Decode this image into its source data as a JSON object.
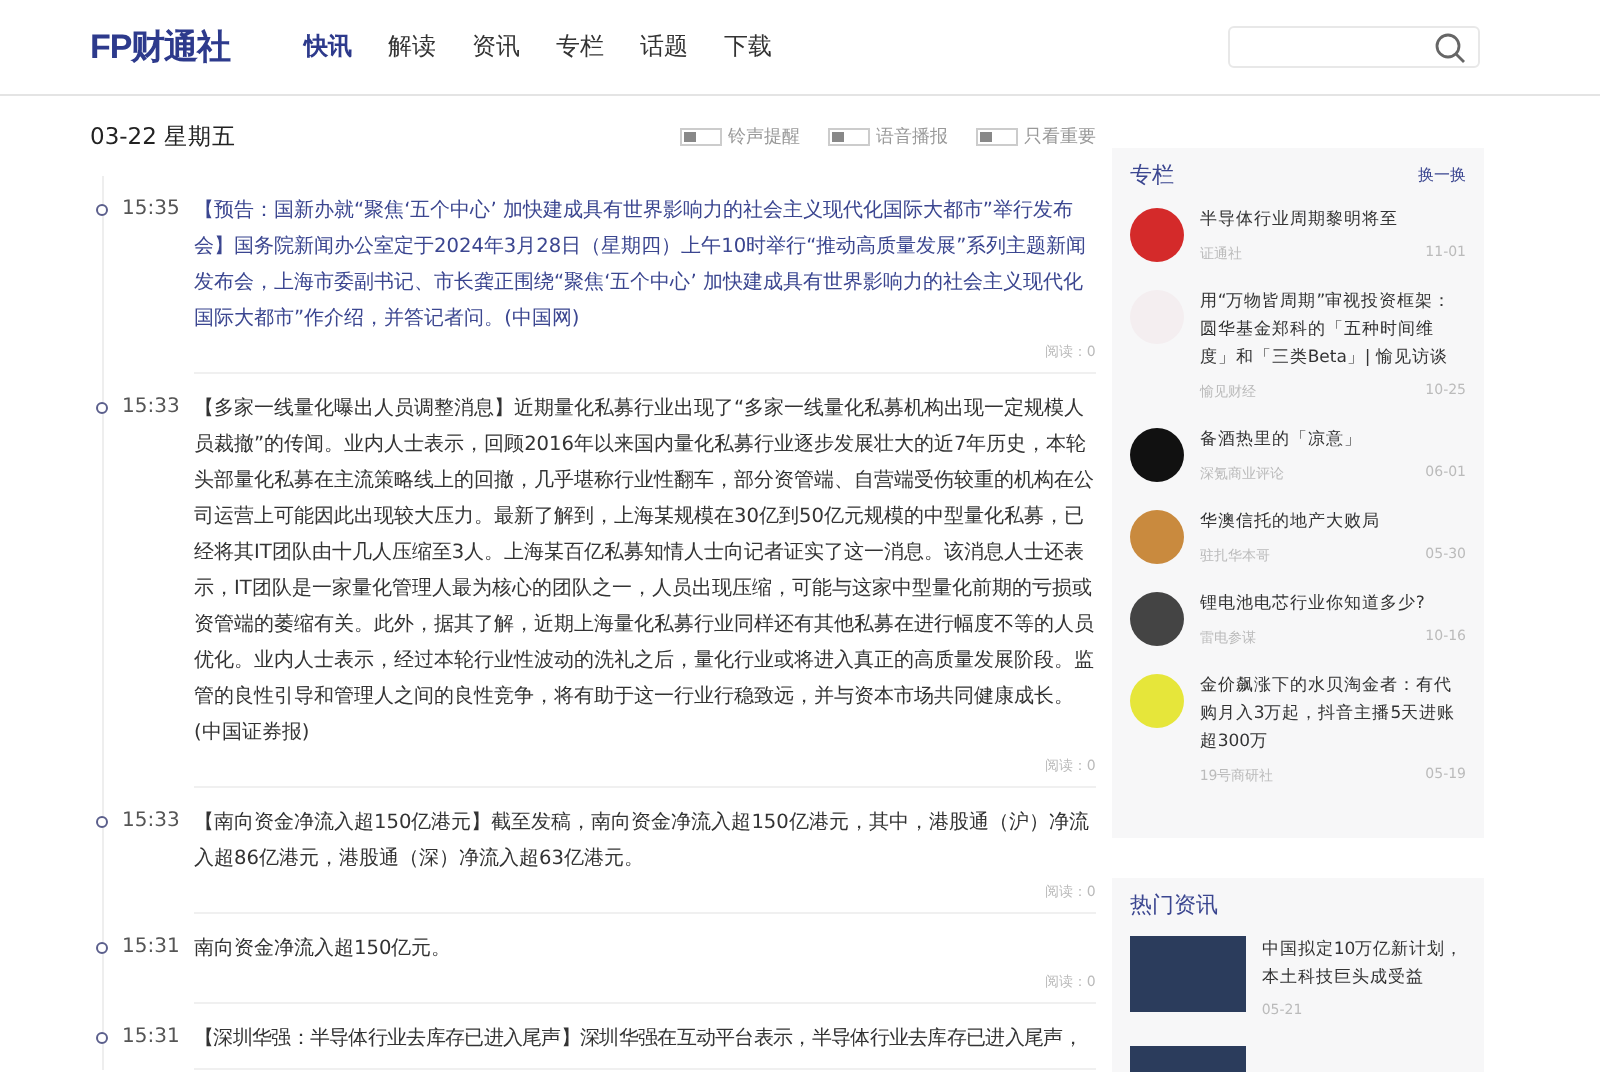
{
  "logo": "FP财通社",
  "nav": [
    {
      "label": "快讯",
      "selected": true
    },
    {
      "label": "解读",
      "selected": false
    },
    {
      "label": "资讯",
      "selected": false
    },
    {
      "label": "专栏",
      "selected": false
    },
    {
      "label": "话题",
      "selected": false
    },
    {
      "label": "下载",
      "selected": false
    }
  ],
  "date": "03-22 星期五",
  "toggles": [
    {
      "label": "铃声提醒",
      "on": false
    },
    {
      "label": "语音播报",
      "on": false
    },
    {
      "label": "只看重要",
      "on": false
    }
  ],
  "news": [
    {
      "time": "15:35",
      "important": true,
      "text": "【预告：国新办就“聚焦‘五个中心’ 加快建成具有世界影响力的社会主义现代化国际大都市”举行发布会】国务院新闻办公室定于2024年3月28日（星期四）上午10时举行“推动高质量发展”系列主题新闻发布会，上海市委副书记、市长龚正围绕“聚焦‘五个中心’ 加快建成具有世界影响力的社会主义现代化国际大都市”作介绍，并答记者问。(中国网)",
      "reads": "阅读：0"
    },
    {
      "time": "15:33",
      "important": false,
      "text": "【多家一线量化曝出人员调整消息】近期量化私募行业出现了“多家一线量化私募机构出现一定规模人员裁撤”的传闻。业内人士表示，回顾2016年以来国内量化私募行业逐步发展壮大的近7年历史，本轮头部量化私募在主流策略线上的回撤，几乎堪称行业性翻车，部分资管端、自营端受伤较重的机构在公司运营上可能因此出现较大压力。最新了解到，上海某规模在30亿到50亿元规模的中型量化私募，已经将其IT团队由十几人压缩至3人。上海某百亿私募知情人士向记者证实了这一消息。该消息人士还表示，IT团队是一家量化管理人最为核心的团队之一，人员出现压缩，可能与这家中型量化前期的亏损或资管端的萎缩有关。此外，据其了解，近期上海量化私募行业同样还有其他私募在进行幅度不等的人员优化。业内人士表示，经过本轮行业性波动的洗礼之后，量化行业或将进入真正的高质量发展阶段。监管的良性引导和管理人之间的良性竞争，将有助于这一行业行稳致远，并与资本市场共同健康成长。(中国证券报)",
      "reads": "阅读：0"
    },
    {
      "time": "15:33",
      "important": false,
      "text": "【南向资金净流入超150亿港元】截至发稿，南向资金净流入超150亿港元，其中，港股通（沪）净流入超86亿港元，港股通（深）净流入超63亿港元。",
      "reads": "阅读：0"
    },
    {
      "time": "15:31",
      "important": false,
      "text": "南向资金净流入超150亿元。",
      "reads": "阅读：0"
    },
    {
      "time": "15:31",
      "important": false,
      "text": "【深圳华强：半导体行业去库存已进入尾声】深圳华强在互动平台表示，半导体行业去库存已进入尾声，"
    }
  ],
  "column": {
    "title": "专栏",
    "action": "换一换",
    "items": [
      {
        "title": "半导体行业周期黎明将至",
        "source": "证通社",
        "date": "11-01",
        "color": "#d42a2a"
      },
      {
        "title": "用“万物皆周期”审视投资框架：圆华基金郑科的「五种时间维度」和「三类Beta」| 愉见访谈",
        "source": "愉见财经",
        "date": "10-25",
        "color": "#f4eef0"
      },
      {
        "title": "备酒热里的「凉意」",
        "source": "深氪商业评论",
        "date": "06-01",
        "color": "#111111"
      },
      {
        "title": "华澳信托的地产大败局",
        "source": "驻扎华本哥",
        "date": "05-30",
        "color": "#c98a3e"
      },
      {
        "title": "锂电池电芯行业你知道多少?",
        "source": "雷电参谋",
        "date": "10-16",
        "color": "#444444"
      },
      {
        "title": "金价飙涨下的水贝淘金者：有代购月入3万起，抖音主播5天进账超300万",
        "source": "19号商研社",
        "date": "05-19",
        "color": "#e6e63a"
      }
    ]
  },
  "hot": {
    "title": "热门资讯",
    "items": [
      {
        "title": "中国拟定10万亿新计划，本土科技巨头成受益",
        "date": "05-21"
      }
    ]
  }
}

_ _ _ _

→ Exercise task:
Find every line above that contains the word "source", and return each one.

→ Correct output:
Decode this image into its source data as a JSON object.
        "source": "证通社",
        "source": "愉见财经",
        "source": "深氪商业评论",
        "source": "驻扎华本哥",
        "source": "雷电参谋",
        "source": "19号商研社",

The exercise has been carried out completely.